→ **Input material**
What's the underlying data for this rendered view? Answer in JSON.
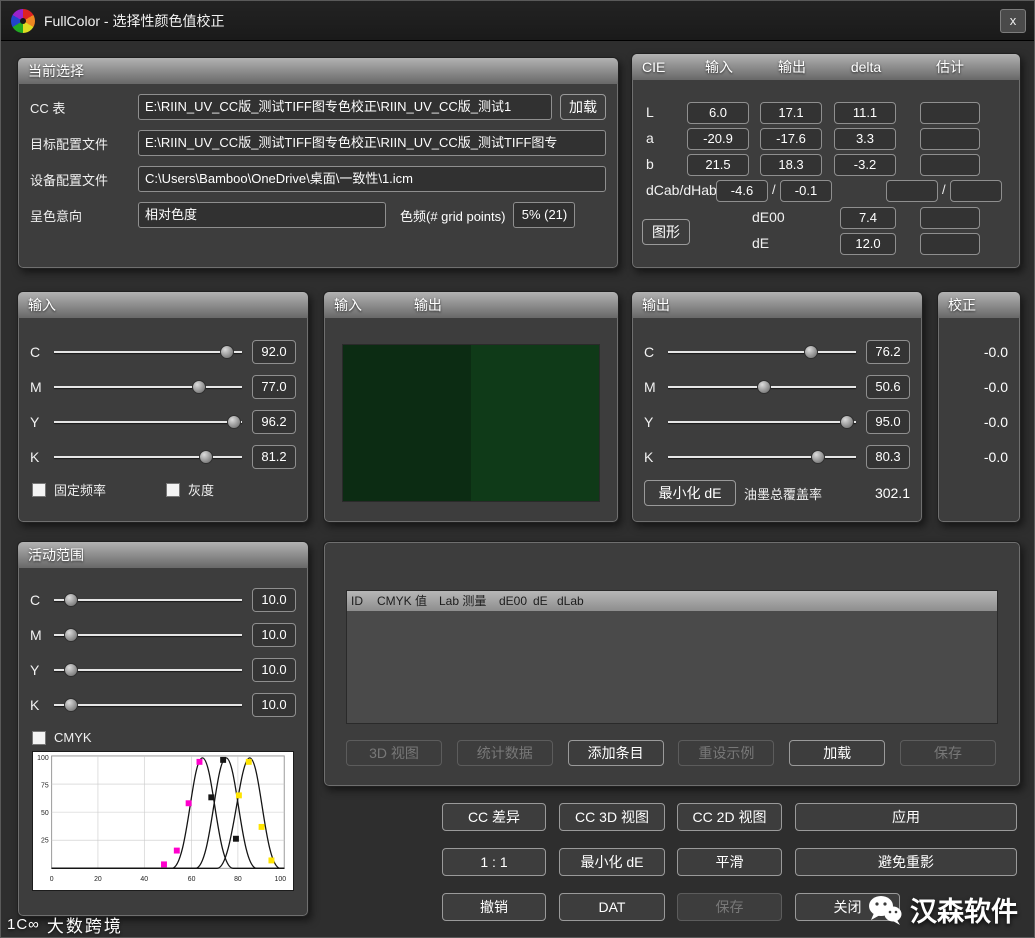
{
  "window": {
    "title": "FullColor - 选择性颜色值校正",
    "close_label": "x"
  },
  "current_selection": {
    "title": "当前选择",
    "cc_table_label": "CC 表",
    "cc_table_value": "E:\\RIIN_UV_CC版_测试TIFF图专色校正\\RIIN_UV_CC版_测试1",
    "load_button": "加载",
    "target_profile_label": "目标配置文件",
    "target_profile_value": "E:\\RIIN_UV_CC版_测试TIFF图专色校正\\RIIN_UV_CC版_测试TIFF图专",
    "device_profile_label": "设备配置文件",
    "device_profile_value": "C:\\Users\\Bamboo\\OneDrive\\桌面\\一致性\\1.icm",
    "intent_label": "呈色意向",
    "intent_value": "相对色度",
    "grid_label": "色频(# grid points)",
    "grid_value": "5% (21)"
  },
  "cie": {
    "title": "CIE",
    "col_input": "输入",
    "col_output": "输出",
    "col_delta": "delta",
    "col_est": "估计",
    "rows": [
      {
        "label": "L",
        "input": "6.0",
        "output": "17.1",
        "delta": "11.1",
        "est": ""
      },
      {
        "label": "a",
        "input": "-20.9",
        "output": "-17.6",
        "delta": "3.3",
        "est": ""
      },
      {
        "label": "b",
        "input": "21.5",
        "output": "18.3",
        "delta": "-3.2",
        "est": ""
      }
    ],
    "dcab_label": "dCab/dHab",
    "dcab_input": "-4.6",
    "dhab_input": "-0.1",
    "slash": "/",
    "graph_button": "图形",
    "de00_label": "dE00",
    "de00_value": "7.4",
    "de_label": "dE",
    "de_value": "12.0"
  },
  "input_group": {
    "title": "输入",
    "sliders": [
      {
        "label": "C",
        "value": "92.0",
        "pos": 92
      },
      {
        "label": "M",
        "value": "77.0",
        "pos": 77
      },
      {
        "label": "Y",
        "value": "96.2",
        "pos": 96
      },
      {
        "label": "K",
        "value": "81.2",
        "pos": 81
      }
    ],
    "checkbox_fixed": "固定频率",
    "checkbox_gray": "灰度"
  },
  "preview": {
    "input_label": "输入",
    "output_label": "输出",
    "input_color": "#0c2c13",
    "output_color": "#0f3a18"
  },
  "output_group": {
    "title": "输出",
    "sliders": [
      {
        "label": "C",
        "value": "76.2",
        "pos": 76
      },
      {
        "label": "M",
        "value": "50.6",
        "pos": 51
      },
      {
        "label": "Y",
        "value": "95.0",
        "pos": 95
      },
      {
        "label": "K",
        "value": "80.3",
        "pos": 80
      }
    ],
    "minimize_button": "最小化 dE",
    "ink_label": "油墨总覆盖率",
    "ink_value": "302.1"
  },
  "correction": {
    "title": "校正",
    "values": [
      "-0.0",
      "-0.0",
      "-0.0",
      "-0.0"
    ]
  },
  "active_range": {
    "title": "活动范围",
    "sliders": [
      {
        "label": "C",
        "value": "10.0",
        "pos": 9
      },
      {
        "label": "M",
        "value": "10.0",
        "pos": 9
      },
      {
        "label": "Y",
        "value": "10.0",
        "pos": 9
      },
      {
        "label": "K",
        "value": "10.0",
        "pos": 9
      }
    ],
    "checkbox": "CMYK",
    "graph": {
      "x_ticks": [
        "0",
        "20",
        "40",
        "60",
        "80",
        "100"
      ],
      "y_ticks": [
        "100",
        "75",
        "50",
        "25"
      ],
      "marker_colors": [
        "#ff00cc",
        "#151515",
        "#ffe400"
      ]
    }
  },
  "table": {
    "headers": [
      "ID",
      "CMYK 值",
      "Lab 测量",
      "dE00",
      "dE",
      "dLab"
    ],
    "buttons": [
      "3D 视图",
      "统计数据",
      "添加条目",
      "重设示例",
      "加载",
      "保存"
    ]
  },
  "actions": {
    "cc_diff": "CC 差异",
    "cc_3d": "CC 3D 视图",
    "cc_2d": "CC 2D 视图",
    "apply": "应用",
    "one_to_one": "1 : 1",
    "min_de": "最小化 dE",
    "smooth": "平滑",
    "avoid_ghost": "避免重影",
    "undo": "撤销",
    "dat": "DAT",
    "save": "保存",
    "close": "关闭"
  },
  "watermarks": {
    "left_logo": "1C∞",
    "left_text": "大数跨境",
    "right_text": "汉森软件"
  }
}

→ **Problem to work on**
Each line of the material must be retyped exactly, except that images are omitted.

→ **Solution**
What's the underlying data for this rendered view? Answer in JSON.
{
  "window": {
    "title": "FullColor - 选择性颜色值校正",
    "close_label": "x"
  },
  "current_selection": {
    "title": "当前选择",
    "cc_table_label": "CC 表",
    "cc_table_value": "E:\\RIIN_UV_CC版_测试TIFF图专色校正\\RIIN_UV_CC版_测试1",
    "load_button": "加载",
    "target_profile_label": "目标配置文件",
    "target_profile_value": "E:\\RIIN_UV_CC版_测试TIFF图专色校正\\RIIN_UV_CC版_测试TIFF图专",
    "device_profile_label": "设备配置文件",
    "device_profile_value": "C:\\Users\\Bamboo\\OneDrive\\桌面\\一致性\\1.icm",
    "intent_label": "呈色意向",
    "intent_value": "相对色度",
    "grid_label": "色频(# grid points)",
    "grid_value": "5% (21)"
  },
  "cie": {
    "title": "CIE",
    "col_input": "输入",
    "col_output": "输出",
    "col_delta": "delta",
    "col_est": "估计",
    "rows": [
      {
        "label": "L",
        "input": "6.0",
        "output": "17.1",
        "delta": "11.1",
        "est": ""
      },
      {
        "label": "a",
        "input": "-20.9",
        "output": "-17.6",
        "delta": "3.3",
        "est": ""
      },
      {
        "label": "b",
        "input": "21.5",
        "output": "18.3",
        "delta": "-3.2",
        "est": ""
      }
    ],
    "dcab_label": "dCab/dHab",
    "dcab_input": "-4.6",
    "dhab_input": "-0.1",
    "slash": "/",
    "graph_button": "图形",
    "de00_label": "dE00",
    "de00_value": "7.4",
    "de_label": "dE",
    "de_value": "12.0"
  },
  "input_group": {
    "title": "输入",
    "sliders": [
      {
        "label": "C",
        "value": "92.0",
        "pos": 92
      },
      {
        "label": "M",
        "value": "77.0",
        "pos": 77
      },
      {
        "label": "Y",
        "value": "96.2",
        "pos": 96
      },
      {
        "label": "K",
        "value": "81.2",
        "pos": 81
      }
    ],
    "checkbox_fixed": "固定频率",
    "checkbox_gray": "灰度"
  },
  "preview": {
    "input_label": "输入",
    "output_label": "输出",
    "input_color": "#0c2c13",
    "output_color": "#0f3a18"
  },
  "output_group": {
    "title": "输出",
    "sliders": [
      {
        "label": "C",
        "value": "76.2",
        "pos": 76
      },
      {
        "label": "M",
        "value": "50.6",
        "pos": 51
      },
      {
        "label": "Y",
        "value": "95.0",
        "pos": 95
      },
      {
        "label": "K",
        "value": "80.3",
        "pos": 80
      }
    ],
    "minimize_button": "最小化 dE",
    "ink_label": "油墨总覆盖率",
    "ink_value": "302.1"
  },
  "correction": {
    "title": "校正",
    "values": [
      "-0.0",
      "-0.0",
      "-0.0",
      "-0.0"
    ]
  },
  "active_range": {
    "title": "活动范围",
    "sliders": [
      {
        "label": "C",
        "value": "10.0",
        "pos": 9
      },
      {
        "label": "M",
        "value": "10.0",
        "pos": 9
      },
      {
        "label": "Y",
        "value": "10.0",
        "pos": 9
      },
      {
        "label": "K",
        "value": "10.0",
        "pos": 9
      }
    ],
    "checkbox": "CMYK",
    "graph": {
      "x_ticks": [
        "0",
        "20",
        "40",
        "60",
        "80",
        "100"
      ],
      "y_ticks": [
        "100",
        "75",
        "50",
        "25"
      ],
      "marker_colors": [
        "#ff00cc",
        "#151515",
        "#ffe400"
      ]
    }
  },
  "table": {
    "headers": [
      "ID",
      "CMYK 值",
      "Lab 测量",
      "dE00",
      "dE",
      "dLab"
    ],
    "buttons": [
      "3D 视图",
      "统计数据",
      "添加条目",
      "重设示例",
      "加载",
      "保存"
    ]
  },
  "actions": {
    "cc_diff": "CC 差异",
    "cc_3d": "CC 3D 视图",
    "cc_2d": "CC 2D 视图",
    "apply": "应用",
    "one_to_one": "1 : 1",
    "min_de": "最小化 dE",
    "smooth": "平滑",
    "avoid_ghost": "避免重影",
    "undo": "撤销",
    "dat": "DAT",
    "save": "保存",
    "close": "关闭"
  },
  "watermarks": {
    "left_logo": "1C∞",
    "left_text": "大数跨境",
    "right_text": "汉森软件"
  }
}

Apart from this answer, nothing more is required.